Listing:
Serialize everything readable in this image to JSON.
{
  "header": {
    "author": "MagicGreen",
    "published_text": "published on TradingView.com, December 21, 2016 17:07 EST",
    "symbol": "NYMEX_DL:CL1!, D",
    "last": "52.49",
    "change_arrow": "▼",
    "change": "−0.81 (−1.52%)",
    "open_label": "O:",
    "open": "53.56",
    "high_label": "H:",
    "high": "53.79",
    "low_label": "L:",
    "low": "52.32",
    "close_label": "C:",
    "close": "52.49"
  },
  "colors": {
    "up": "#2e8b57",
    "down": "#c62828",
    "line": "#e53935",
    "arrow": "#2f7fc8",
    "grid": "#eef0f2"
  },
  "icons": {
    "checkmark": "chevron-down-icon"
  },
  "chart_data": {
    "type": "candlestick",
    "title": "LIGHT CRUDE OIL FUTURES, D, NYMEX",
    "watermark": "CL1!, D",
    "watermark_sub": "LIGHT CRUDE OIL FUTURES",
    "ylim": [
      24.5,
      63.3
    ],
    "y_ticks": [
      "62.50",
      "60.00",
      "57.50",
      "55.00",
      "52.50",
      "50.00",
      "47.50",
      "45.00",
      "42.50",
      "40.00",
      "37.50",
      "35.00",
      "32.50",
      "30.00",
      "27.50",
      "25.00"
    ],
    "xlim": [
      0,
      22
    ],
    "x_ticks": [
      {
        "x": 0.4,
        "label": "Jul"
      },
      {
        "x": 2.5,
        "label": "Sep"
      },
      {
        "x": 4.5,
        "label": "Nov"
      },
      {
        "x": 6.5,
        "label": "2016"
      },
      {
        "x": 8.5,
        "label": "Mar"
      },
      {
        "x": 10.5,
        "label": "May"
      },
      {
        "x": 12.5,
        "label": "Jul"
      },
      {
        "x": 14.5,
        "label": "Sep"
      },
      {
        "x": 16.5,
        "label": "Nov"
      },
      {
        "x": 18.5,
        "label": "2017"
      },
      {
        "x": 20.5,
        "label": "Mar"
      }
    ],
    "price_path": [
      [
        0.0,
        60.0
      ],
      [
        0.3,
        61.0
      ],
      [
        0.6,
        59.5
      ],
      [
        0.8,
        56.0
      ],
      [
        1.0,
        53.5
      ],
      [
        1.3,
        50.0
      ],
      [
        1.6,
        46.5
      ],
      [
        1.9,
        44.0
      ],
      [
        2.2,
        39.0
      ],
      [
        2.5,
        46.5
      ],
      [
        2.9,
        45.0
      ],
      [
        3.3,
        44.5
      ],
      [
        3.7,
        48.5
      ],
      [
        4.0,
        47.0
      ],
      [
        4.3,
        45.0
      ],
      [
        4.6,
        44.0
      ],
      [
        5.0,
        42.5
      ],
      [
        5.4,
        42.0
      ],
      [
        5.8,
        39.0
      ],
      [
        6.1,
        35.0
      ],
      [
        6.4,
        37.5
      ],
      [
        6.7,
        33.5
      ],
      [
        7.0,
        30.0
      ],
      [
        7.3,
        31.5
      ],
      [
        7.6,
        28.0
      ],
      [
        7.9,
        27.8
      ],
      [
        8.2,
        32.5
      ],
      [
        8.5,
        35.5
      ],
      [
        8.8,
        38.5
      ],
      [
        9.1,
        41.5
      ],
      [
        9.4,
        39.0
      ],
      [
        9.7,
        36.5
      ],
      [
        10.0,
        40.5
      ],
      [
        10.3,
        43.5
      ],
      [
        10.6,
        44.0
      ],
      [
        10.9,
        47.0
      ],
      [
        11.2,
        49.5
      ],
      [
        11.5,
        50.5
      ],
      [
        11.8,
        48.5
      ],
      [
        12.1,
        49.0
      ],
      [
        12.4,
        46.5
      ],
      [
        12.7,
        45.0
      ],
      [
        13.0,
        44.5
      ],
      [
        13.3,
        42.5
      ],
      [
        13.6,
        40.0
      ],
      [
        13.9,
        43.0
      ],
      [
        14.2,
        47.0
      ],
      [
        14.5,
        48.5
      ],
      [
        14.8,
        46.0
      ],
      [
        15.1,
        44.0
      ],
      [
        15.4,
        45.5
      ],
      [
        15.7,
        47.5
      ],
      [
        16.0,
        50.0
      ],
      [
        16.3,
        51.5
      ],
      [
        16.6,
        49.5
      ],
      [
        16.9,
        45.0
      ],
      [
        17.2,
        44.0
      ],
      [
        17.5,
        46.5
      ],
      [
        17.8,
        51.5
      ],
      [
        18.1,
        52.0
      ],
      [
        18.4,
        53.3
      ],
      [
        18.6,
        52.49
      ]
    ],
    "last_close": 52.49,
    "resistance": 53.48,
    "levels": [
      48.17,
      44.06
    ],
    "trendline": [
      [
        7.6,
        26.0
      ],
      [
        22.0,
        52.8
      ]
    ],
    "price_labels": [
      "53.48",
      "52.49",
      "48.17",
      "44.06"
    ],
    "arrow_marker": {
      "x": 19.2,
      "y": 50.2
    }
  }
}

What the exercise asks: Filter the entries and copy out every line with the word "LIGHT".

Answer:
    "title": "LIGHT CRUDE OIL FUTURES, D, NYMEX",
    "watermark_sub": "LIGHT CRUDE OIL FUTURES",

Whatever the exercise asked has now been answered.